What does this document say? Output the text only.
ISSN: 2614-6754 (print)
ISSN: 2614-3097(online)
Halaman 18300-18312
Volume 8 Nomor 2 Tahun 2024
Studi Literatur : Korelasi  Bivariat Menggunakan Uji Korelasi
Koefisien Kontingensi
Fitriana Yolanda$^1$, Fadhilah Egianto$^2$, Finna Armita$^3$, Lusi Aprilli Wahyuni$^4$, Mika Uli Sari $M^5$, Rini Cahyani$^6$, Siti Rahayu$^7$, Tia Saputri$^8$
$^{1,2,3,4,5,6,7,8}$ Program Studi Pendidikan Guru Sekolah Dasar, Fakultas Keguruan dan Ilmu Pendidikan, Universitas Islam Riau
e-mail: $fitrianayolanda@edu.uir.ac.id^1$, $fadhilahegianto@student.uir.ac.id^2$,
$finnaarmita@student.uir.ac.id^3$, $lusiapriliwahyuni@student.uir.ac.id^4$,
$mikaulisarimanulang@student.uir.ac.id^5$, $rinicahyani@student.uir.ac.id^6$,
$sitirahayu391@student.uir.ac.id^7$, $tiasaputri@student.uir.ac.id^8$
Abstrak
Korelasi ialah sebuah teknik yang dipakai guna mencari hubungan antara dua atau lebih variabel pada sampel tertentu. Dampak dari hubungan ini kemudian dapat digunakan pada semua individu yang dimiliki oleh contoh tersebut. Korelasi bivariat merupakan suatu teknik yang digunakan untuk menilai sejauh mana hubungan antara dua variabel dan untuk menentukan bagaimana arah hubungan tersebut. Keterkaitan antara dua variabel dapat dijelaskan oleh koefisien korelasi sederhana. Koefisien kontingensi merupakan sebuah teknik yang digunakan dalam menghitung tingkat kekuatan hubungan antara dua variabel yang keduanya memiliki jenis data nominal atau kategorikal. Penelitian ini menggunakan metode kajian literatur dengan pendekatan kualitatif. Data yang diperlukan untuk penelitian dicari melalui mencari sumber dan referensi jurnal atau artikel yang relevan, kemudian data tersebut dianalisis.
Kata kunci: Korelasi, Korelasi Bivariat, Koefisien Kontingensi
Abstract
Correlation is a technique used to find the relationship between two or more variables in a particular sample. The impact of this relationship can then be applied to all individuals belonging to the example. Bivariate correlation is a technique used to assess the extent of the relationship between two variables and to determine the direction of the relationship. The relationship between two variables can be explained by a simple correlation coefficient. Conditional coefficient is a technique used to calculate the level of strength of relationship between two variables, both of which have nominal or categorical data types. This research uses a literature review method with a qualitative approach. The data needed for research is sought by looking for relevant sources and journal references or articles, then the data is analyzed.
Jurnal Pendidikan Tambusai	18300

◆ Task to complete ◆
Extract every record. Keep wording exact.

◆ Task response ◆
What does this document say? Output the text only.
ISSN: 2614-6754 (print)
ISSN: 2614-3097(online)
Halaman 18300-18312
Volume 8 Nomor 2 Tahun 2024
Studi Literatur : Korelasi  Bivariat Menggunakan Uji Korelasi
Koefisien Kontingensi
Fitriana Yolanda$^1$, Fadhilah Egianto$^2$, Finna Armita$^3$, Lusi Aprilli Wahyuni$^4$, Mika Uli Sari $M^5$, Rini Cahyani$^6$, Siti Rahayu$^7$, Tia Saputri$^8$
$^{1,2,3,4,5,6,7,8}$ Program Studi Pendidikan Guru Sekolah Dasar, Fakultas Keguruan dan Ilmu Pendidikan, Universitas Islam Riau
e-mail: $fitrianayolanda@edu.uir.ac.id^1$, $fadhilahegianto@student.uir.ac.id^2$,
$finnaarmita@student.uir.ac.id^3$, $lusiapriliwahyuni@student.uir.ac.id^4$,
$mikaulisarimanulang@student.uir.ac.id^5$, $rinicahyani@student.uir.ac.id^6$,
$sitirahayu391@student.uir.ac.id^7$, $tiasaputri@student.uir.ac.id^8$
Abstrak
Korelasi ialah sebuah teknik yang dipakai guna mencari hubungan antara dua atau lebih variabel pada sampel tertentu. Dampak dari hubungan ini kemudian dapat digunakan pada semua individu yang dimiliki oleh contoh tersebut. Korelasi bivariat merupakan suatu teknik yang digunakan untuk menilai sejauh mana hubungan antara dua variabel dan untuk menentukan bagaimana arah hubungan tersebut. Keterkaitan antara dua variabel dapat dijelaskan oleh koefisien korelasi sederhana. Koefisien kontingensi merupakan sebuah teknik yang digunakan dalam menghitung tingkat kekuatan hubungan antara dua variabel yang keduanya memiliki jenis data nominal atau kategorikal. Penelitian ini menggunakan metode kajian literatur dengan pendekatan kualitatif. Data yang diperlukan untuk penelitian dicari melalui mencari sumber dan referensi jurnal atau artikel yang relevan, kemudian data tersebut dianalisis.
Kata kunci: Korelasi, Korelasi Bivariat, Koefisien Kontingensi
Abstract
Correlation is a technique used to find the relationship between two or more variables in a particular sample. The impact of this relationship can then be applied to all individuals belonging to the example. Bivariate correlation is a technique used to assess the extent of the relationship between two variables and to determine the direction of the relationship. The relationship between two variables can be explained by a simple correlation coefficient. Conditional coefficient is a technique used to calculate the level of strength of relationship between two variables, both of which have nominal or categorical data types. This research uses a literature review method with a qualitative approach. The data needed for research is sought by looking for relevant sources and journal references or articles, then the data is analyzed.
Jurnal Pendidikan Tambusai	18300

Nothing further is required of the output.